Figure content listings:

====

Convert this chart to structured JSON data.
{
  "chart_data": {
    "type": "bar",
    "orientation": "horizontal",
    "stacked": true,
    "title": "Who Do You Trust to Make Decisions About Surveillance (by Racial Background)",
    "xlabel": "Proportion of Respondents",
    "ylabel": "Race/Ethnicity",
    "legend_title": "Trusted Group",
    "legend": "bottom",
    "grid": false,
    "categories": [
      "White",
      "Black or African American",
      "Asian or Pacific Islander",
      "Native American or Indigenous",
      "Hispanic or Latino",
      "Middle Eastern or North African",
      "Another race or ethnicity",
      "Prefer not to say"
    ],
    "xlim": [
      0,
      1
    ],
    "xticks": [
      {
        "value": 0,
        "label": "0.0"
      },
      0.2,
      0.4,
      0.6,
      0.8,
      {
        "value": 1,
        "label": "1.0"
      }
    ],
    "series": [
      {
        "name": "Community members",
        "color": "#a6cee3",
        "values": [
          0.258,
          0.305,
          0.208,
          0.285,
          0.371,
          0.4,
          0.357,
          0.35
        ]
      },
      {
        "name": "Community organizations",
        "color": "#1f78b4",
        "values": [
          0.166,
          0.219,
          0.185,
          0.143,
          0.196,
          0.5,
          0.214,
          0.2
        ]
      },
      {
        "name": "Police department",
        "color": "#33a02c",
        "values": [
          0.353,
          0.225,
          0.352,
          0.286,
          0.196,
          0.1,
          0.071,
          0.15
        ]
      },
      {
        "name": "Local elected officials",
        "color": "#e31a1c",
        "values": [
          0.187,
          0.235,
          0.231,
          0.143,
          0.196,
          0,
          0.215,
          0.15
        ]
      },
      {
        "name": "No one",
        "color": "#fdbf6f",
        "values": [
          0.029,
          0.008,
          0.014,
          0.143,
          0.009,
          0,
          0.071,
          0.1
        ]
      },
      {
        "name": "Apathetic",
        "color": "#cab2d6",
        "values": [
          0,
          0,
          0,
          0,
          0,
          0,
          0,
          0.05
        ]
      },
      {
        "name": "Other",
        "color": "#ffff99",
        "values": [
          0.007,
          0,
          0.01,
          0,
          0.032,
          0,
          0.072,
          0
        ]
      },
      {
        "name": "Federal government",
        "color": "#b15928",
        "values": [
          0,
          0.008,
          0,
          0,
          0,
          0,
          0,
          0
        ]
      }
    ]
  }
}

====

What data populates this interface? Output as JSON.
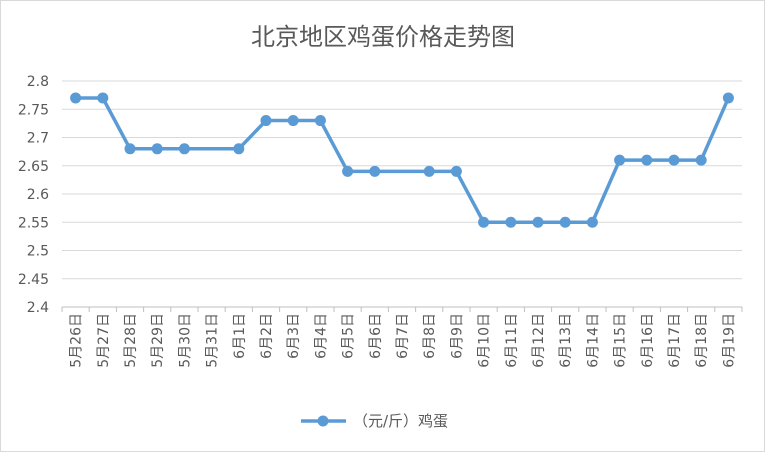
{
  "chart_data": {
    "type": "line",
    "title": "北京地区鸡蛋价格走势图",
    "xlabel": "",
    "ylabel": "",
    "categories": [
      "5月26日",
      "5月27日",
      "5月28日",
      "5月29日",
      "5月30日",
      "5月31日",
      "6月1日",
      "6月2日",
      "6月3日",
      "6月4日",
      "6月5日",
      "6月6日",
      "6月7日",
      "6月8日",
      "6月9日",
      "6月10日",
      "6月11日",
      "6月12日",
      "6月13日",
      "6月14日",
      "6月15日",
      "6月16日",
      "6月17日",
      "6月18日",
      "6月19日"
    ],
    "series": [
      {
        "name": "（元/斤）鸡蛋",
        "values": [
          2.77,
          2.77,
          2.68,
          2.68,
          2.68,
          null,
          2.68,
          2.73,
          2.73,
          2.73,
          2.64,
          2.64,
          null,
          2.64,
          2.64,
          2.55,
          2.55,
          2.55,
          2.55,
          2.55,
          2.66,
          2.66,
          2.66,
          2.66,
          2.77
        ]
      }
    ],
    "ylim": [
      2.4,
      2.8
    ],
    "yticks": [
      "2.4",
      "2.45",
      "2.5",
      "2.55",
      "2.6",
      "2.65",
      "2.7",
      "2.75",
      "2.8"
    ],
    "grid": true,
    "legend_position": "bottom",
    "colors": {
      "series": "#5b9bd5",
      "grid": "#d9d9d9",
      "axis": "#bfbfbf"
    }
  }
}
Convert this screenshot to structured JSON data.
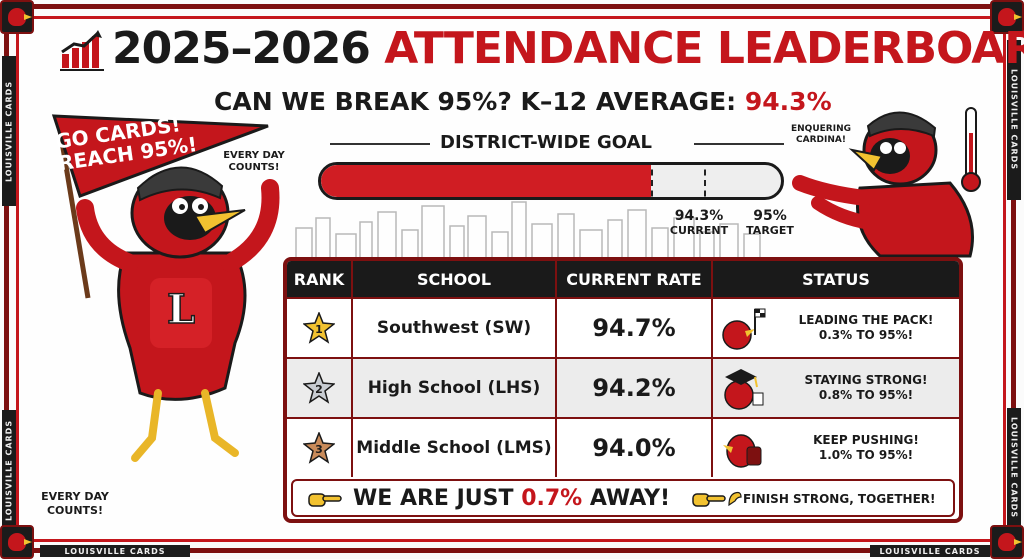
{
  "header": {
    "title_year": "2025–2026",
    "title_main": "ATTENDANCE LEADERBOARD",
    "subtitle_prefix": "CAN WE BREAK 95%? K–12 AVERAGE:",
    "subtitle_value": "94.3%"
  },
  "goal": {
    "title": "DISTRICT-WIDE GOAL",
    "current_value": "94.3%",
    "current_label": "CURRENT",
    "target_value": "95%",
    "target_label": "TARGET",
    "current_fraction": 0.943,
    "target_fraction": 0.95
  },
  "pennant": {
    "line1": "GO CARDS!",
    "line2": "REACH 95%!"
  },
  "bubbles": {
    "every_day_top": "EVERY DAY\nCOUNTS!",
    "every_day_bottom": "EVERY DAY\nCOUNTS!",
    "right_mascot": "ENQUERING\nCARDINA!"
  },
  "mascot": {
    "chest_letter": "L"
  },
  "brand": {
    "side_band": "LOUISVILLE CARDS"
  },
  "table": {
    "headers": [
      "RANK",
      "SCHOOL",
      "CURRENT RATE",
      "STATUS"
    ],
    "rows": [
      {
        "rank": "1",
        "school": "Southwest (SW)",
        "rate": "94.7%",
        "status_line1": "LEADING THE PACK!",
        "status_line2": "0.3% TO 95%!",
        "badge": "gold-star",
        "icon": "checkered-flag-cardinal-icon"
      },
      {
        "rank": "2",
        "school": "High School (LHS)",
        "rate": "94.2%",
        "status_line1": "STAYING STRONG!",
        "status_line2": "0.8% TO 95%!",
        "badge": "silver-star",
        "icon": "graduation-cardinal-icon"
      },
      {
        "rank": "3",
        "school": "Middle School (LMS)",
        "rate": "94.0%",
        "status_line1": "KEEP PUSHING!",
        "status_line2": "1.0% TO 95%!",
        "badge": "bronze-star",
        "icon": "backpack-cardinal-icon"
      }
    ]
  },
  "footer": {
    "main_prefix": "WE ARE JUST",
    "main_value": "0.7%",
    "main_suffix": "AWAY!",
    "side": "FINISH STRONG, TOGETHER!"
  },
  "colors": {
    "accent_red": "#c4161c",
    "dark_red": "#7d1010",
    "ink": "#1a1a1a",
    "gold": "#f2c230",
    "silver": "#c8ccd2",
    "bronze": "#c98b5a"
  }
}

====

Filter out all lines lacking the word "JSON" and copy the rest.

# Answer for the task
Convert this chart to structured JSON data.
What data populates this interface? Output as JSON.
Convert this screenshot to structured JSON data.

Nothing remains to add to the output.